WORK TO COMPLETE -> From the listing below, copy every line with the word "المغازي".

DATA FOR THIS EXERCISE ->
** start **

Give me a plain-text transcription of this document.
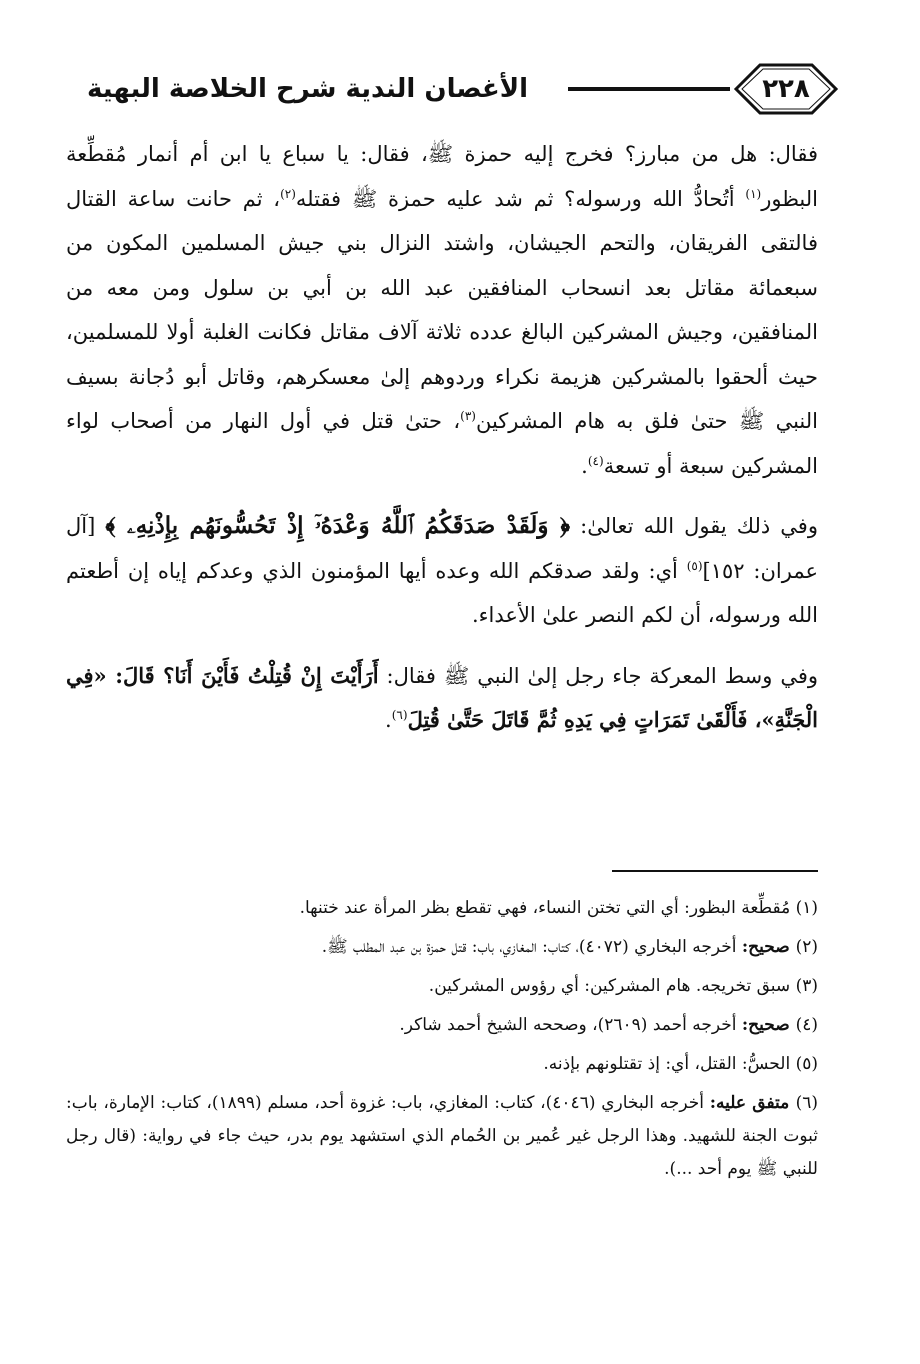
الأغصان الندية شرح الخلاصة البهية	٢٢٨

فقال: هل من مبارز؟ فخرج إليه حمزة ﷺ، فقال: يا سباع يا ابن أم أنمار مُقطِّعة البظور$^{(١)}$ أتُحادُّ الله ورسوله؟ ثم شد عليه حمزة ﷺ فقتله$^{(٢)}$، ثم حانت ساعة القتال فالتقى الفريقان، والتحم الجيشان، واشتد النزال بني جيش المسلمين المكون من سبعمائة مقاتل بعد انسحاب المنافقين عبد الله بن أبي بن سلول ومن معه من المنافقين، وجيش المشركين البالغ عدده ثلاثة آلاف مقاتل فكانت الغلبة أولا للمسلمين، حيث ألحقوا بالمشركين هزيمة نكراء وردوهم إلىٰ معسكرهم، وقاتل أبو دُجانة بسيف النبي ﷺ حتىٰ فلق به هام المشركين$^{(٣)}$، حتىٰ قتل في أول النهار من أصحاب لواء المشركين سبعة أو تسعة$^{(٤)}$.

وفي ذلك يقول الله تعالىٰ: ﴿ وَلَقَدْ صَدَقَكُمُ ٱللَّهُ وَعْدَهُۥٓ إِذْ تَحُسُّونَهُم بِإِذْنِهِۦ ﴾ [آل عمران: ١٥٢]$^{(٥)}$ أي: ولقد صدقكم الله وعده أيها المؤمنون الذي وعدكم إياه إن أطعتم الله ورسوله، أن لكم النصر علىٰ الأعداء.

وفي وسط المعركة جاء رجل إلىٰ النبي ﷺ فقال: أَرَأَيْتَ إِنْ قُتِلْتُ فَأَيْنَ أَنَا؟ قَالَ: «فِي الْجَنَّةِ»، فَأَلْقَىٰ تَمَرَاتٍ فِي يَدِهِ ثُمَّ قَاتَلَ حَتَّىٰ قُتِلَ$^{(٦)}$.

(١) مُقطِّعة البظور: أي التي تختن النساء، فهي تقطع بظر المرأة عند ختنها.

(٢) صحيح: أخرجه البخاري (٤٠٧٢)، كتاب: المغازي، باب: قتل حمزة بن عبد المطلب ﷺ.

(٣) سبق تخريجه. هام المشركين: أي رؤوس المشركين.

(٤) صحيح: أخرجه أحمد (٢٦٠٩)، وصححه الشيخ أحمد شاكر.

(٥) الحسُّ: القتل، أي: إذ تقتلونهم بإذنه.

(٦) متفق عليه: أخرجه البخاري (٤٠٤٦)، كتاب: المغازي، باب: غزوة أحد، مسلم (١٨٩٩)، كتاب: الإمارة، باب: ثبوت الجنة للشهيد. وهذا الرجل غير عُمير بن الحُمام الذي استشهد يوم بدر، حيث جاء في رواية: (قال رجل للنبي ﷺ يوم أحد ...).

** end **

EXERCISE OUTPUT ->
(٢) صحيح: أخرجه البخاري (٤٠٧٢)، كتاب: المغازي، باب: قتل حمزة بن عبد المطلب ﷺ.
(٦) متفق عليه: أخرجه البخاري (٤٠٤٦)، كتاب: المغازي، باب: غزوة أحد، مسلم (١٨٩٩)، كتاب: الإمارة، باب: ثبوت الجنة للشهيد. وهذا الرجل غير عُمير بن الحُمام الذي استشهد يوم بدر، حيث جاء في رواية: (قال رجل للنبي ﷺ يوم أحد ...).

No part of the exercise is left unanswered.